** Begin **

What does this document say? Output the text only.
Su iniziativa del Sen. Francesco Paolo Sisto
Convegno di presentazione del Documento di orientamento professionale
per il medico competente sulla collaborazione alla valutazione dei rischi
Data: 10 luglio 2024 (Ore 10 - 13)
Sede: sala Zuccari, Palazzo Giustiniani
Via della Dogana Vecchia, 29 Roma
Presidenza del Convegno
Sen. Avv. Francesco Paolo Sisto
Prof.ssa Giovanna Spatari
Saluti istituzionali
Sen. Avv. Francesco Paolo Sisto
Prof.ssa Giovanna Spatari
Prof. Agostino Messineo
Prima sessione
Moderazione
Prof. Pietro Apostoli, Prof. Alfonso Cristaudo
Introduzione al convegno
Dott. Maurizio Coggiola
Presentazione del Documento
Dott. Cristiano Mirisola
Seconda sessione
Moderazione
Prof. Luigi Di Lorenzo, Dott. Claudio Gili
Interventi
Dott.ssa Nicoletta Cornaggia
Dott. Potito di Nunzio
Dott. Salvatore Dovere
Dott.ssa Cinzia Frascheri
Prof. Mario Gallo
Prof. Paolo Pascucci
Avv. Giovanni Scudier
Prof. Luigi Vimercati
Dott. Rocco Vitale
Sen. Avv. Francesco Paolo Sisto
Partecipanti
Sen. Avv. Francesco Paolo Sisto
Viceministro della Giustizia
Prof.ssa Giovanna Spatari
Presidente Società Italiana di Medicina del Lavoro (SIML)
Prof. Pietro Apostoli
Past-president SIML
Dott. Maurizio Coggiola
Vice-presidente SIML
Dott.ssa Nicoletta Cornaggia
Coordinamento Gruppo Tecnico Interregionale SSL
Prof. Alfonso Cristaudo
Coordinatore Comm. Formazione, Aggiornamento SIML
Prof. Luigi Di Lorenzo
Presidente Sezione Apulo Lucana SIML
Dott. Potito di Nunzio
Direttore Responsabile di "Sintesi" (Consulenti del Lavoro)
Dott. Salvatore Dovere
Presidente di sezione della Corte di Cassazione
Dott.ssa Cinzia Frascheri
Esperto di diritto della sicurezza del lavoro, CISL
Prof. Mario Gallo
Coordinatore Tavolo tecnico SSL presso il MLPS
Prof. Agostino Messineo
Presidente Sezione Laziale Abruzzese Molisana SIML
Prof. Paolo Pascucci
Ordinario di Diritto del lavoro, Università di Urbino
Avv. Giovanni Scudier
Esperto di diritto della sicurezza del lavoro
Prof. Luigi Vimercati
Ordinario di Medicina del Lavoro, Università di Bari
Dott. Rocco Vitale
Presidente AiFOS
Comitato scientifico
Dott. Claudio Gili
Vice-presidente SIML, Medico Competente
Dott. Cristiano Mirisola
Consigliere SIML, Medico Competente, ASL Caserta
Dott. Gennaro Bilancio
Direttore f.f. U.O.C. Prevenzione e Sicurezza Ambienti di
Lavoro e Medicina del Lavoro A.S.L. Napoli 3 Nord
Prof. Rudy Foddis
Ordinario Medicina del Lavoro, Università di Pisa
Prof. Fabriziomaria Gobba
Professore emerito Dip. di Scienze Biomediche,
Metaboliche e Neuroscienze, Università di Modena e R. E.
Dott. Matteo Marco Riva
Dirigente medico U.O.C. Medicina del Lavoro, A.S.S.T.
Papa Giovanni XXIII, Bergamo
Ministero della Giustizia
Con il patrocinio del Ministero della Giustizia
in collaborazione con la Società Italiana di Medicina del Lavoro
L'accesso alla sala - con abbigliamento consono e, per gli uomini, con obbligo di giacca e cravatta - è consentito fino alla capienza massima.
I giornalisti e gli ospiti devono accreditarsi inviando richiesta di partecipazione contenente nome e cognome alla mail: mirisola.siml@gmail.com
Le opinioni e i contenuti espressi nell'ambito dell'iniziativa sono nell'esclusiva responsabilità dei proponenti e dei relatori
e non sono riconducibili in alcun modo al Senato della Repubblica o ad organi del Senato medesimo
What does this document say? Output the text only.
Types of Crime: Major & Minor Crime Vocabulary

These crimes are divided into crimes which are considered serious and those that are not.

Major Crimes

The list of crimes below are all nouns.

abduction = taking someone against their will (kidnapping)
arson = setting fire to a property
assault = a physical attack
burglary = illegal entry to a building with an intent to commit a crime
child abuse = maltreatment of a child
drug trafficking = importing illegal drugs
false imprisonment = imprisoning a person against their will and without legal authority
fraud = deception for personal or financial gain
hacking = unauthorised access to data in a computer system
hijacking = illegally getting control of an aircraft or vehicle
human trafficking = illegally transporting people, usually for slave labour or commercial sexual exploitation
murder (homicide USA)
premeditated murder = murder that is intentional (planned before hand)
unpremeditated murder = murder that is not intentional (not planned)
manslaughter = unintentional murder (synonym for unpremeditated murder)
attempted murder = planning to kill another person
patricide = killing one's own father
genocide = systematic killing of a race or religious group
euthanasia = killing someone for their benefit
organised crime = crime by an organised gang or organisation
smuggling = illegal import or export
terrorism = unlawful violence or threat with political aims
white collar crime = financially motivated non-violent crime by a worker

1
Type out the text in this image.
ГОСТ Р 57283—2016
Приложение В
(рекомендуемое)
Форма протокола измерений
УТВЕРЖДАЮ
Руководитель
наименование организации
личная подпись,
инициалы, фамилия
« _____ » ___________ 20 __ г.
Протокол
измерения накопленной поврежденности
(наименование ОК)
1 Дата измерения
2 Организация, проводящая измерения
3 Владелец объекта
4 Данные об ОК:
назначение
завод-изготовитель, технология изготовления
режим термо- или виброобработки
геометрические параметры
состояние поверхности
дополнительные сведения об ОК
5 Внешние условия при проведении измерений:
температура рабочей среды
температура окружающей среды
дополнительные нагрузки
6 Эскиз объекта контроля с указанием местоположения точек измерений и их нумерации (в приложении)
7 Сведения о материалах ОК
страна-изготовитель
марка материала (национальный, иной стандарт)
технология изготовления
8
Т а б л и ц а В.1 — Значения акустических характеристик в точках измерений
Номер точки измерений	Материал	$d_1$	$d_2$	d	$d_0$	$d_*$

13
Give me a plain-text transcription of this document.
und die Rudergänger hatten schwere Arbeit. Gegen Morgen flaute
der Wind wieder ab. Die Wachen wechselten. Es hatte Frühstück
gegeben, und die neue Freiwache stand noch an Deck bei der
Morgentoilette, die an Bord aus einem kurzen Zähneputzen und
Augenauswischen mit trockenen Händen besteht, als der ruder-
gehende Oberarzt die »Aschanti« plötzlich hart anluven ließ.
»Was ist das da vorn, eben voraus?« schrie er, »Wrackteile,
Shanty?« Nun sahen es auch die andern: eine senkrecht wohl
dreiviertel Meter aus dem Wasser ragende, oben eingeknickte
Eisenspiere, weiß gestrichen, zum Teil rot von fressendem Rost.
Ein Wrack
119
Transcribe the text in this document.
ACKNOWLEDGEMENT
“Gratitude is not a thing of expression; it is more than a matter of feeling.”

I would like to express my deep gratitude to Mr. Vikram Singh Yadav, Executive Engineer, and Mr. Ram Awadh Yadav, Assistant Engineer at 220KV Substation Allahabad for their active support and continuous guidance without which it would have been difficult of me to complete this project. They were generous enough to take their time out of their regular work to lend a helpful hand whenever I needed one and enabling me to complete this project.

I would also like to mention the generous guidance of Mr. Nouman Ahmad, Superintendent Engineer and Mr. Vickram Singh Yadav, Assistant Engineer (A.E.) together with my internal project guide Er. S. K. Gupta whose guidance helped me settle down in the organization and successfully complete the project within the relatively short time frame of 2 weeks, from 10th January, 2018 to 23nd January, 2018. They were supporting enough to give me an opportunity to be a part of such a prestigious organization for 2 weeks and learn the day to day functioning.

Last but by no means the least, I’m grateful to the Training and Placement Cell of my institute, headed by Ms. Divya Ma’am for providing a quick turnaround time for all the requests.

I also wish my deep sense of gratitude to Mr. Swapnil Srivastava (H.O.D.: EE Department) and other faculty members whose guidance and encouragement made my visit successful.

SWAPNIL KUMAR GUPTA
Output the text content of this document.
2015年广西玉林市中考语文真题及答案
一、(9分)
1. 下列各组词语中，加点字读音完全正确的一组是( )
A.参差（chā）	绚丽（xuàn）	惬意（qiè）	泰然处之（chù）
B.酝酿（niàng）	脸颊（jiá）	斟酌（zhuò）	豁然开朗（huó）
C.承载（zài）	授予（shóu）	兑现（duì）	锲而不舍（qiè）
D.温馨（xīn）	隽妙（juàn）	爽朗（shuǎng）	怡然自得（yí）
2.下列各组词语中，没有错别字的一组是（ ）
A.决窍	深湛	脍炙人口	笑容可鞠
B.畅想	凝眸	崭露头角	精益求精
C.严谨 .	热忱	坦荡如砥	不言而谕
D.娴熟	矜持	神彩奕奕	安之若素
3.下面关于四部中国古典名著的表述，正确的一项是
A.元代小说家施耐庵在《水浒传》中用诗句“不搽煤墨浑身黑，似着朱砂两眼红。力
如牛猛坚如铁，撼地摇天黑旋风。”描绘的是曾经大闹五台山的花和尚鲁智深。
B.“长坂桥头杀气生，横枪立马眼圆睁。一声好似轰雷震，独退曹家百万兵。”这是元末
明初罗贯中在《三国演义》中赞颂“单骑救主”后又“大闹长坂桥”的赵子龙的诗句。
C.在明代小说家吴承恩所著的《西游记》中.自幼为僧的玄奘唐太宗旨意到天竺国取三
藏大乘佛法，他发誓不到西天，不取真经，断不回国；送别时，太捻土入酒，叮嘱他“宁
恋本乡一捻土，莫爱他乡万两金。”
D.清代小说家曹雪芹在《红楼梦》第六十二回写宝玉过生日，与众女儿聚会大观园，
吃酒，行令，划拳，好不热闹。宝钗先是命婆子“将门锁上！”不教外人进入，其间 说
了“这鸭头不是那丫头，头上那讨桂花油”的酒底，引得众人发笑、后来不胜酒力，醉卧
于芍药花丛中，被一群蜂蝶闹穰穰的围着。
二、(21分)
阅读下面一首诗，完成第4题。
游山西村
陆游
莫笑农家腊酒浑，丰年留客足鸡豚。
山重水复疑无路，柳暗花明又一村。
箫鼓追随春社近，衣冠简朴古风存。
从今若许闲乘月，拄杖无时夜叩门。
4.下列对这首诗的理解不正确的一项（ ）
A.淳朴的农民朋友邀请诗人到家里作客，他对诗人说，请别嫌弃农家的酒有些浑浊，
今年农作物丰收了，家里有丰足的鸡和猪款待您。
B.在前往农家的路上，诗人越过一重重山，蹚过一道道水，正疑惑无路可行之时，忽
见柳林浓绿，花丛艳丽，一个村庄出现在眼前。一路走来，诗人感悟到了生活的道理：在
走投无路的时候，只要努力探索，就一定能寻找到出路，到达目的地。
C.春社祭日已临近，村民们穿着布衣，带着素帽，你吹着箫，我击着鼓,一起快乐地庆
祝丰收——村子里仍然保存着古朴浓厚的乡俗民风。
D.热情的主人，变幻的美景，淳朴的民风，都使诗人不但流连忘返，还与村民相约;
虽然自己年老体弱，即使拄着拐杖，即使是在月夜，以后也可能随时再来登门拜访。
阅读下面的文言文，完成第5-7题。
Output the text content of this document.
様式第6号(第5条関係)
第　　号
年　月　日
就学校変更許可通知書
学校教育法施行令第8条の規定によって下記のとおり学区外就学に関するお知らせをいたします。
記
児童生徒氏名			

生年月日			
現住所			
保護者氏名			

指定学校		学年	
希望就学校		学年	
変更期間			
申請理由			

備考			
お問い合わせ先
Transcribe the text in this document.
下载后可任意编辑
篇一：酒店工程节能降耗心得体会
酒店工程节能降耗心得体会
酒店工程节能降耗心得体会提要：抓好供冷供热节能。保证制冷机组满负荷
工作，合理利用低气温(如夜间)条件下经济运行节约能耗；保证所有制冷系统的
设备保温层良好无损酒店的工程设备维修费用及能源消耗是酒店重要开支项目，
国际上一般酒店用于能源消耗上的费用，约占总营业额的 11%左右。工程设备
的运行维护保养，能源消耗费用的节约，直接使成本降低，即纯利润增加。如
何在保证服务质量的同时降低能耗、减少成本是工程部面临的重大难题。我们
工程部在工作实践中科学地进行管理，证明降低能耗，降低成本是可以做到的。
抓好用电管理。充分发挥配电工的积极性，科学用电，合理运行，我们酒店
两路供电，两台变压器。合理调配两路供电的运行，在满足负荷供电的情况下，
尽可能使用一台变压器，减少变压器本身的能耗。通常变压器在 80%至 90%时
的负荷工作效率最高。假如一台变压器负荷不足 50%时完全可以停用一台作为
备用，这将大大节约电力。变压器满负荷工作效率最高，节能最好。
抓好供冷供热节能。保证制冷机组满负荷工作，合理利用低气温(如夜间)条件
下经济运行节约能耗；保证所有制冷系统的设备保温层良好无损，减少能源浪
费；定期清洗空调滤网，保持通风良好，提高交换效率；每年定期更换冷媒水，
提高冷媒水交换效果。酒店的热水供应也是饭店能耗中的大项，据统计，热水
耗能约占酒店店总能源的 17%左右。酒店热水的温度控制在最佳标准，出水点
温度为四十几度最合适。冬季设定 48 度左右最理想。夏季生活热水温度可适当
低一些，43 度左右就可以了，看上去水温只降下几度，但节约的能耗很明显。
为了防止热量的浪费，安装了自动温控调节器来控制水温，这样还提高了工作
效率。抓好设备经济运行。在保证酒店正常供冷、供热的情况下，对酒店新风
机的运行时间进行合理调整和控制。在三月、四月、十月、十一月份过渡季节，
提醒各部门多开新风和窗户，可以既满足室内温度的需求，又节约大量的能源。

** End **

• **PROMPT**:
Select and copy every line from the records that includes the word "Singh".

• **REPLY TO THE TASK**:
I would like to express my deep gratitude to Mr. Vikram Singh Yadav, Executive Engineer, and Mr. Ram Awadh Yadav, Assistant Engineer at 220KV Substation Allahabad for their active support and continuous guidance without which it would have been difficult of me to complete this project. They were generous enough to take their time out of their regular work to lend a helpful hand whenever I needed one and enabling me to complete this project.
I would also like to mention the generous guidance of Mr. Nouman Ahmad, Superintendent Engineer and Mr. Vickram Singh Yadav, Assistant Engineer (A.E.) together with my internal project guide Er. S. K. Gupta whose guidance helped me settle down in the organization and successfully complete the project within the relatively short time frame of 2 weeks, from 10th January, 2018 to 23nd January, 2018. They were supporting enough to give me an opportunity to be a part of such a prestigious organization for 2 weeks and learn the day to day functioning.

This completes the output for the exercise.